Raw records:

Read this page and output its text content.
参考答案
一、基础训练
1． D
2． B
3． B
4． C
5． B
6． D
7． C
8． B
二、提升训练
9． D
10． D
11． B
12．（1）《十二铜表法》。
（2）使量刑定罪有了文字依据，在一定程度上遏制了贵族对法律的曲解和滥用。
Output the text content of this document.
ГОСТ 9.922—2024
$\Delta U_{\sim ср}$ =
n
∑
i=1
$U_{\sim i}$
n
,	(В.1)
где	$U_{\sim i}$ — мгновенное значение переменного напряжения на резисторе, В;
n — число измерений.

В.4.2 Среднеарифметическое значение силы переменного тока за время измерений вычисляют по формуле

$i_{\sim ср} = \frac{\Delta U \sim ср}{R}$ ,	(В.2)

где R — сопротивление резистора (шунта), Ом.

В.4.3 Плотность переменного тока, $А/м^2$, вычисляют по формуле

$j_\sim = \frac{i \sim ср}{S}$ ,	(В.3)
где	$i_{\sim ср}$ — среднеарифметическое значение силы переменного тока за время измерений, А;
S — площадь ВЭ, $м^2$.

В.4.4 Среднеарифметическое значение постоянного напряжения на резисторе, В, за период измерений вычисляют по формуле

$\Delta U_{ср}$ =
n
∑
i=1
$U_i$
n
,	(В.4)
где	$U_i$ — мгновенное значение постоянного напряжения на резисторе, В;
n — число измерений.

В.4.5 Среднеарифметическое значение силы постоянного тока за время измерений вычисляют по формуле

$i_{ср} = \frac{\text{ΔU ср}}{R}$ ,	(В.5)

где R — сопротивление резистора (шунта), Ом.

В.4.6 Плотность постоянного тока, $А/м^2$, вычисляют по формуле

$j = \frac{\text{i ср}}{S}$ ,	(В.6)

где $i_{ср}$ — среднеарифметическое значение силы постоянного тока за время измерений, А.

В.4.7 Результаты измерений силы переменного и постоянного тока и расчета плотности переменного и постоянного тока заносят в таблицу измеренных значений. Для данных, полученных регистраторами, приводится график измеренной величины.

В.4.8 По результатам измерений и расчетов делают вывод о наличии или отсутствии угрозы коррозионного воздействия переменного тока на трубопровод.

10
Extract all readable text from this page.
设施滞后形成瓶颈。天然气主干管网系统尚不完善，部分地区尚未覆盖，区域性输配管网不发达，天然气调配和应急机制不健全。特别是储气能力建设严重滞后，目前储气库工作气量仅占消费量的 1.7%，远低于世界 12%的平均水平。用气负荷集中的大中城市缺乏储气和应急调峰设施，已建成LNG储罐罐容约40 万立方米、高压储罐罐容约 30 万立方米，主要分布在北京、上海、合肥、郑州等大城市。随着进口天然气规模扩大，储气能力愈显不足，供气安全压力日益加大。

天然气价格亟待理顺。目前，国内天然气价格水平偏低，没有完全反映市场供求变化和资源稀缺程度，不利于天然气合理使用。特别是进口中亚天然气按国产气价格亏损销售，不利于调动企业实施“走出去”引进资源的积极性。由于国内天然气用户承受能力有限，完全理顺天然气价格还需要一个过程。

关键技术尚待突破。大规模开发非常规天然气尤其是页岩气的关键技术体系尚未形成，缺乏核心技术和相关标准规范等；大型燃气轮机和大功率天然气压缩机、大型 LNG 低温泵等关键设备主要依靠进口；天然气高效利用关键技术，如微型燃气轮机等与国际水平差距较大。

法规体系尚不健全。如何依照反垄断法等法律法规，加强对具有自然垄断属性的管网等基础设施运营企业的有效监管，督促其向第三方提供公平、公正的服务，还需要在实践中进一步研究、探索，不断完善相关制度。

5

* WRITTEN INSTRUCTION
Look through the data above. Find each line with the string "резисторе" and copy it.

* THE COMPLETED TASK
где	$U_{\sim i}$ — мгновенное значение переменного напряжения на резисторе, В;
В.4.4 Среднеарифметическое значение постоянного напряжения на резисторе, В, за период измерений вычисляют по формуле
где	$U_i$ — мгновенное значение постоянного напряжения на резисторе, В;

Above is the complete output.